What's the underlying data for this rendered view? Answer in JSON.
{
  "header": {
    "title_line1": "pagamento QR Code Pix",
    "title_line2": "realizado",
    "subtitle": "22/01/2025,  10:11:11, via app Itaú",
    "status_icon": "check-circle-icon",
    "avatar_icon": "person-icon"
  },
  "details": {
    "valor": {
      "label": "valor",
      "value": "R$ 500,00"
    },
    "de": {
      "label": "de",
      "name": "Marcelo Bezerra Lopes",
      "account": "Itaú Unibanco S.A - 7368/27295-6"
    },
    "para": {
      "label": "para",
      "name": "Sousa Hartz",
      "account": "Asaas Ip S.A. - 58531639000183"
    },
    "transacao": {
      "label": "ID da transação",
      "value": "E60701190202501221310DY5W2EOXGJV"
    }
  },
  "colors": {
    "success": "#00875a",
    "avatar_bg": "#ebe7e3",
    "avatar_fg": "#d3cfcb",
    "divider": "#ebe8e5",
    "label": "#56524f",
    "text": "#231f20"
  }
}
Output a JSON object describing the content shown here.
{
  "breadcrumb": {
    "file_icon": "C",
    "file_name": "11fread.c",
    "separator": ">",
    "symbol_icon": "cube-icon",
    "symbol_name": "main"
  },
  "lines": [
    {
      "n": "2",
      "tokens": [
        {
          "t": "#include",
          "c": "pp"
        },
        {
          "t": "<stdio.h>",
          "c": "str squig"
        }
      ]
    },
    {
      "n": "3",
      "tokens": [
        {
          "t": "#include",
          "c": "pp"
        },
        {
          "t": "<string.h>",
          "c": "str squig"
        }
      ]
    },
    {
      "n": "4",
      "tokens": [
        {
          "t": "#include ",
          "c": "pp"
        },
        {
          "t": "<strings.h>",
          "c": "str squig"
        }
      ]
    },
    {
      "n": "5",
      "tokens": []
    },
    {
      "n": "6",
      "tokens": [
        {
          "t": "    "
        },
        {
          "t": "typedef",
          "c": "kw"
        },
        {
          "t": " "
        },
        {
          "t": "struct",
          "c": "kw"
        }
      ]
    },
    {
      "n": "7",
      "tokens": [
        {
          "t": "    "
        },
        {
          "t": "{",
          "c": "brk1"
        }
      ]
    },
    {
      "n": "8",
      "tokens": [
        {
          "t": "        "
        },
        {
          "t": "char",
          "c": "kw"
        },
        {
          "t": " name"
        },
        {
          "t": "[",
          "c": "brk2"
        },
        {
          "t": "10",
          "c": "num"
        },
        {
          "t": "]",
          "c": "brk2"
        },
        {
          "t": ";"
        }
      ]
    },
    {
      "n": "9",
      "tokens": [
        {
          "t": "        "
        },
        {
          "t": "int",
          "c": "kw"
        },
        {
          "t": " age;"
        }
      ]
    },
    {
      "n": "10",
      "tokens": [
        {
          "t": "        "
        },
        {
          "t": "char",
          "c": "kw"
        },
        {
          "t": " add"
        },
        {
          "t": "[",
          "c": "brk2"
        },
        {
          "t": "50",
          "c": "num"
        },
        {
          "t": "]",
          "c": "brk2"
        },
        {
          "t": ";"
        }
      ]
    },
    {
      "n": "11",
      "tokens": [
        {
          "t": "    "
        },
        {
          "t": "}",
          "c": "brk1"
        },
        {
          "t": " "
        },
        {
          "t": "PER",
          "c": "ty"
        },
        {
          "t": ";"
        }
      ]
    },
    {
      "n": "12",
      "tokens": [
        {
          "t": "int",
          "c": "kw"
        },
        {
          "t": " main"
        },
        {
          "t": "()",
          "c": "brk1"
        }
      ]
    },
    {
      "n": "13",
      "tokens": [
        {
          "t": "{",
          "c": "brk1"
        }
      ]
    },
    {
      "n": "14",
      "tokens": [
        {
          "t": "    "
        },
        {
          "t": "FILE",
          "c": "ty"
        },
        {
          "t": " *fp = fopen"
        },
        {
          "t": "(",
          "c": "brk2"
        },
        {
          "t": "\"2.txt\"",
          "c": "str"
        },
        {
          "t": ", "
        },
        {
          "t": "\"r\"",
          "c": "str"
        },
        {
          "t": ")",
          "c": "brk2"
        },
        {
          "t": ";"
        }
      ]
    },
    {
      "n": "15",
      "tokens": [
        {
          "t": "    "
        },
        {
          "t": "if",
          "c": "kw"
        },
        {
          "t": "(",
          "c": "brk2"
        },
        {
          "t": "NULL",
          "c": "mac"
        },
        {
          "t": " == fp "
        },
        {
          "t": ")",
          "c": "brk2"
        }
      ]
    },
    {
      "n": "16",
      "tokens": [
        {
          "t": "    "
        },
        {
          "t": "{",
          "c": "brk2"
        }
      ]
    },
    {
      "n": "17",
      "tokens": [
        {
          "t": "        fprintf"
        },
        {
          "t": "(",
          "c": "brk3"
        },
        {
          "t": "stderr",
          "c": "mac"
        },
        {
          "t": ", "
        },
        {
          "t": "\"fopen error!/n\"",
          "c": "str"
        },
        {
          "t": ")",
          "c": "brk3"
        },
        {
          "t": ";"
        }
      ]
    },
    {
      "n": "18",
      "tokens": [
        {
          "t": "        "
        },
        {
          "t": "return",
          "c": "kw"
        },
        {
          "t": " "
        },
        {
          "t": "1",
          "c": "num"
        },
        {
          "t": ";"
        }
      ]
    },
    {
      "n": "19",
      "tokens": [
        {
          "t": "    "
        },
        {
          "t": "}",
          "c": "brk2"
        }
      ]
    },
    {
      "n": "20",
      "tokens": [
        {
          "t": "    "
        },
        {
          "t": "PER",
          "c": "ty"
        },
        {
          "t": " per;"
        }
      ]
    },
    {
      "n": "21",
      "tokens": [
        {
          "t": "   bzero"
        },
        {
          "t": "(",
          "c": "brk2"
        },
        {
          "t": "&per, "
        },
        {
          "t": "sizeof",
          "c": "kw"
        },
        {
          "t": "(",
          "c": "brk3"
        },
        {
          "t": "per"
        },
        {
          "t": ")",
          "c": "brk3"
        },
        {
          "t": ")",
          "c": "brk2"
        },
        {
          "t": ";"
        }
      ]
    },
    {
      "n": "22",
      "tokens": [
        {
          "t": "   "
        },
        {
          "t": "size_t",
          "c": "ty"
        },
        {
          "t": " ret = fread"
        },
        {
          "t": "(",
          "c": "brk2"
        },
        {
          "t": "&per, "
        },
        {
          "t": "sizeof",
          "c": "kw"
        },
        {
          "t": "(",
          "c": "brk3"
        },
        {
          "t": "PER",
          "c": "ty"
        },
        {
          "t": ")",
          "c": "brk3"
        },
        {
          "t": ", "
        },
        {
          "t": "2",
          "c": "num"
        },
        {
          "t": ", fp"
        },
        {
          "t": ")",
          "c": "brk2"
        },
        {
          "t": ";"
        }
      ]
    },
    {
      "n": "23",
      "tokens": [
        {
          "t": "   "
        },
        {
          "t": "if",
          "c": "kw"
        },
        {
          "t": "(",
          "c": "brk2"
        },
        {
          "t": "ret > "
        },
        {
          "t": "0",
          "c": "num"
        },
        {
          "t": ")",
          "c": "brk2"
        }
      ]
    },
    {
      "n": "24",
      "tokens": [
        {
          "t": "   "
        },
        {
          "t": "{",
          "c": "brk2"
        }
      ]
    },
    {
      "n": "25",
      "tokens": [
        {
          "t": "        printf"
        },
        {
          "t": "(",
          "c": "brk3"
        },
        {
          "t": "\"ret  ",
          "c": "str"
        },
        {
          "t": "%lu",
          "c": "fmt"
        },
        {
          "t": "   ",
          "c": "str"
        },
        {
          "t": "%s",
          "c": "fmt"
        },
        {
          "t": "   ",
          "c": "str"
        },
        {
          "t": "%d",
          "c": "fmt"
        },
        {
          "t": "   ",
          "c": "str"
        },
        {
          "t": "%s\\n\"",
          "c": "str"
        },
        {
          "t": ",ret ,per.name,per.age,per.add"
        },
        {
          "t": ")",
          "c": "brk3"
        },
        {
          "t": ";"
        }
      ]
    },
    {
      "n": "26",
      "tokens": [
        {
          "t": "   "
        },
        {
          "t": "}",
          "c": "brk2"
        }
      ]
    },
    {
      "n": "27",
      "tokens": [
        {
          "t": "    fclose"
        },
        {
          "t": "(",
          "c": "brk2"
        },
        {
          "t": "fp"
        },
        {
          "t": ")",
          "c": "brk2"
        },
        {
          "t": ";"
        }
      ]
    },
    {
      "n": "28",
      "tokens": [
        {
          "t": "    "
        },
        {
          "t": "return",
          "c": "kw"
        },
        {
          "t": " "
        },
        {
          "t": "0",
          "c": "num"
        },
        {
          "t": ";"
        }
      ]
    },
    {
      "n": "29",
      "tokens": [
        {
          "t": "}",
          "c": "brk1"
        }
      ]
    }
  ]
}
______________________________
From the records above, pull out every line containing the word "value".

      "value": "R$ 500,00"
      "value": "E60701190202501221310DY5W2EOXGJV"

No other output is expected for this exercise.